(Records from a data collection)
━━━━━━━━━━━━━━━━━━━━
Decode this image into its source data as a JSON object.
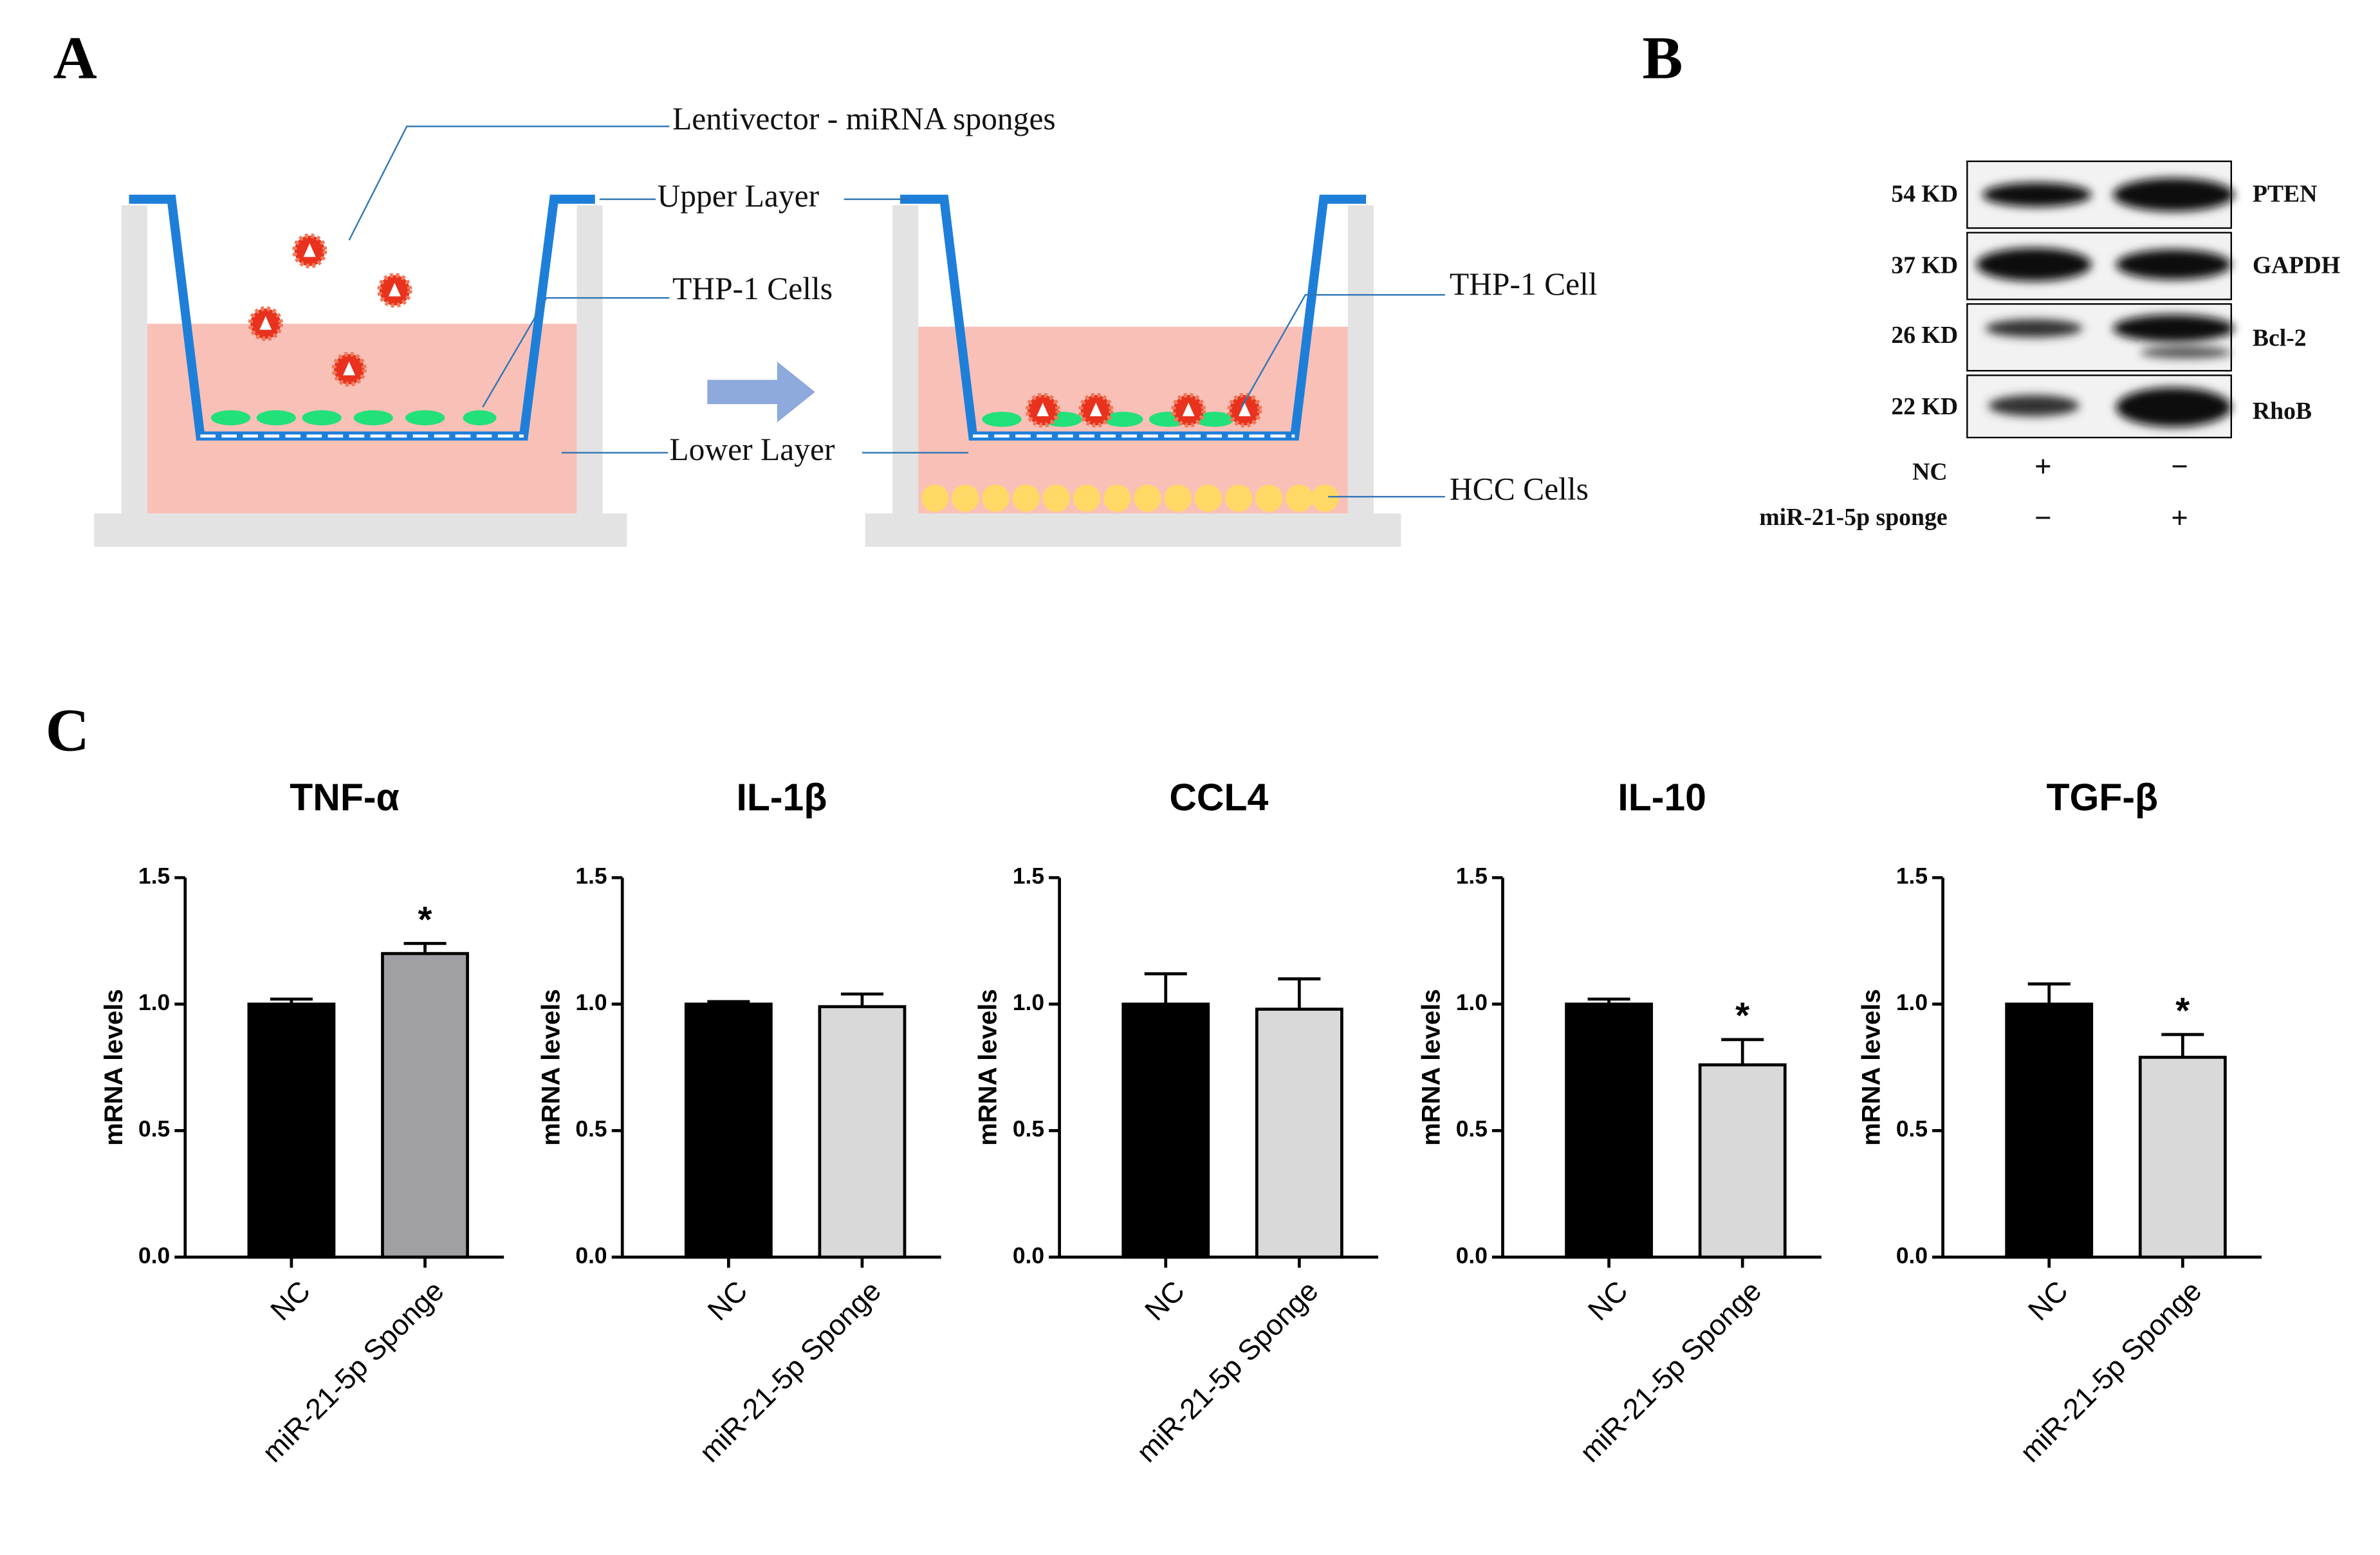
{
  "panel_labels": [
    "A",
    "B",
    "C"
  ],
  "diagram": {
    "labels": [
      "Lentivector - miRNA sponges",
      "Upper Layer",
      "THP-1 Cells",
      "Lower Layer",
      "THP-1 Cell",
      "HCC Cells"
    ]
  },
  "blot": {
    "proteins": [
      {
        "size": "54 KD",
        "name": "PTEN"
      },
      {
        "size": "37 KD",
        "name": "GAPDH"
      },
      {
        "size": "26 KD",
        "name": "Bcl-2"
      },
      {
        "size": "22 KD",
        "name": "RhoB"
      }
    ],
    "rows": [
      {
        "label": "NC",
        "marks": [
          "+",
          "−"
        ]
      },
      {
        "label": "miR-21-5p sponge",
        "marks": [
          "−",
          "+"
        ]
      }
    ]
  },
  "chart_data": [
    {
      "type": "bar",
      "title": "TNF-α",
      "ylabel": "mRNA levels",
      "categories": [
        "NC",
        "miR-21-5p Sponge"
      ],
      "values": [
        1.0,
        1.2
      ],
      "errors": [
        0.02,
        0.04
      ],
      "colors": [
        "#000000",
        "#a09fa4"
      ],
      "annotations": [
        null,
        "*"
      ],
      "ylim": [
        0,
        1.5
      ],
      "yticks": [
        {
          "value": 0,
          "label": "0.0"
        },
        {
          "value": 0.5,
          "label": "0.5"
        },
        {
          "value": 1,
          "label": "1.0"
        },
        {
          "value": 1.5,
          "label": "1.5"
        }
      ]
    },
    {
      "type": "bar",
      "title": "IL-1β",
      "ylabel": "mRNA levels",
      "categories": [
        "NC",
        "miR-21-5p Sponge"
      ],
      "values": [
        1.0,
        0.99
      ],
      "errors": [
        0.01,
        0.05
      ],
      "colors": [
        "#000000",
        "#d9d9d9"
      ],
      "annotations": [
        null,
        null
      ],
      "ylim": [
        0,
        1.5
      ],
      "yticks": [
        {
          "value": 0,
          "label": "0.0"
        },
        {
          "value": 0.5,
          "label": "0.5"
        },
        {
          "value": 1,
          "label": "1.0"
        },
        {
          "value": 1.5,
          "label": "1.5"
        }
      ]
    },
    {
      "type": "bar",
      "title": "CCL4",
      "ylabel": "mRNA levels",
      "categories": [
        "NC",
        "miR-21-5p Sponge"
      ],
      "values": [
        1.0,
        0.98
      ],
      "errors": [
        0.12,
        0.12
      ],
      "colors": [
        "#000000",
        "#d9d9d9"
      ],
      "annotations": [
        null,
        null
      ],
      "ylim": [
        0,
        1.5
      ],
      "yticks": [
        {
          "value": 0,
          "label": "0.0"
        },
        {
          "value": 0.5,
          "label": "0.5"
        },
        {
          "value": 1,
          "label": "1.0"
        },
        {
          "value": 1.5,
          "label": "1.5"
        }
      ]
    },
    {
      "type": "bar",
      "title": "IL-10",
      "ylabel": "mRNA levels",
      "categories": [
        "NC",
        "miR-21-5p Sponge"
      ],
      "values": [
        1.0,
        0.76
      ],
      "errors": [
        0.02,
        0.1
      ],
      "colors": [
        "#000000",
        "#d9d9d9"
      ],
      "annotations": [
        null,
        "*"
      ],
      "ylim": [
        0,
        1.5
      ],
      "yticks": [
        {
          "value": 0,
          "label": "0.0"
        },
        {
          "value": 0.5,
          "label": "0.5"
        },
        {
          "value": 1,
          "label": "1.0"
        },
        {
          "value": 1.5,
          "label": "1.5"
        }
      ]
    },
    {
      "type": "bar",
      "title": "TGF-β",
      "ylabel": "mRNA levels",
      "categories": [
        "NC",
        "miR-21-5p Sponge"
      ],
      "values": [
        1.0,
        0.79
      ],
      "errors": [
        0.08,
        0.09
      ],
      "colors": [
        "#000000",
        "#d9d9d9"
      ],
      "annotations": [
        null,
        "*"
      ],
      "ylim": [
        0,
        1.5
      ],
      "yticks": [
        {
          "value": 0,
          "label": "0.0"
        },
        {
          "value": 0.5,
          "label": "0.5"
        },
        {
          "value": 1,
          "label": "1.0"
        },
        {
          "value": 1.5,
          "label": "1.5"
        }
      ]
    }
  ]
}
━━━━━━━━━━━━━━━━━━━━
### Problem requirements
An exact transcription of the records above is needed, with no pictures included.

### Output
Decode this image into its source data as a JSON object.
{
  "panel_labels": [
    "A",
    "B",
    "C"
  ],
  "diagram": {
    "labels": [
      "Lentivector - miRNA sponges",
      "Upper Layer",
      "THP-1 Cells",
      "Lower Layer",
      "THP-1 Cell",
      "HCC Cells"
    ]
  },
  "blot": {
    "proteins": [
      {
        "size": "54 KD",
        "name": "PTEN"
      },
      {
        "size": "37 KD",
        "name": "GAPDH"
      },
      {
        "size": "26 KD",
        "name": "Bcl-2"
      },
      {
        "size": "22 KD",
        "name": "RhoB"
      }
    ],
    "rows": [
      {
        "label": "NC",
        "marks": [
          "+",
          "−"
        ]
      },
      {
        "label": "miR-21-5p sponge",
        "marks": [
          "−",
          "+"
        ]
      }
    ]
  },
  "chart_data": [
    {
      "type": "bar",
      "title": "TNF-α",
      "ylabel": "mRNA levels",
      "categories": [
        "NC",
        "miR-21-5p Sponge"
      ],
      "values": [
        1.0,
        1.2
      ],
      "errors": [
        0.02,
        0.04
      ],
      "colors": [
        "#000000",
        "#a09fa4"
      ],
      "annotations": [
        null,
        "*"
      ],
      "ylim": [
        0,
        1.5
      ],
      "yticks": [
        {
          "value": 0,
          "label": "0.0"
        },
        {
          "value": 0.5,
          "label": "0.5"
        },
        {
          "value": 1,
          "label": "1.0"
        },
        {
          "value": 1.5,
          "label": "1.5"
        }
      ]
    },
    {
      "type": "bar",
      "title": "IL-1β",
      "ylabel": "mRNA levels",
      "categories": [
        "NC",
        "miR-21-5p Sponge"
      ],
      "values": [
        1.0,
        0.99
      ],
      "errors": [
        0.01,
        0.05
      ],
      "colors": [
        "#000000",
        "#d9d9d9"
      ],
      "annotations": [
        null,
        null
      ],
      "ylim": [
        0,
        1.5
      ],
      "yticks": [
        {
          "value": 0,
          "label": "0.0"
        },
        {
          "value": 0.5,
          "label": "0.5"
        },
        {
          "value": 1,
          "label": "1.0"
        },
        {
          "value": 1.5,
          "label": "1.5"
        }
      ]
    },
    {
      "type": "bar",
      "title": "CCL4",
      "ylabel": "mRNA levels",
      "categories": [
        "NC",
        "miR-21-5p Sponge"
      ],
      "values": [
        1.0,
        0.98
      ],
      "errors": [
        0.12,
        0.12
      ],
      "colors": [
        "#000000",
        "#d9d9d9"
      ],
      "annotations": [
        null,
        null
      ],
      "ylim": [
        0,
        1.5
      ],
      "yticks": [
        {
          "value": 0,
          "label": "0.0"
        },
        {
          "value": 0.5,
          "label": "0.5"
        },
        {
          "value": 1,
          "label": "1.0"
        },
        {
          "value": 1.5,
          "label": "1.5"
        }
      ]
    },
    {
      "type": "bar",
      "title": "IL-10",
      "ylabel": "mRNA levels",
      "categories": [
        "NC",
        "miR-21-5p Sponge"
      ],
      "values": [
        1.0,
        0.76
      ],
      "errors": [
        0.02,
        0.1
      ],
      "colors": [
        "#000000",
        "#d9d9d9"
      ],
      "annotations": [
        null,
        "*"
      ],
      "ylim": [
        0,
        1.5
      ],
      "yticks": [
        {
          "value": 0,
          "label": "0.0"
        },
        {
          "value": 0.5,
          "label": "0.5"
        },
        {
          "value": 1,
          "label": "1.0"
        },
        {
          "value": 1.5,
          "label": "1.5"
        }
      ]
    },
    {
      "type": "bar",
      "title": "TGF-β",
      "ylabel": "mRNA levels",
      "categories": [
        "NC",
        "miR-21-5p Sponge"
      ],
      "values": [
        1.0,
        0.79
      ],
      "errors": [
        0.08,
        0.09
      ],
      "colors": [
        "#000000",
        "#d9d9d9"
      ],
      "annotations": [
        null,
        "*"
      ],
      "ylim": [
        0,
        1.5
      ],
      "yticks": [
        {
          "value": 0,
          "label": "0.0"
        },
        {
          "value": 0.5,
          "label": "0.5"
        },
        {
          "value": 1,
          "label": "1.0"
        },
        {
          "value": 1.5,
          "label": "1.5"
        }
      ]
    }
  ]
}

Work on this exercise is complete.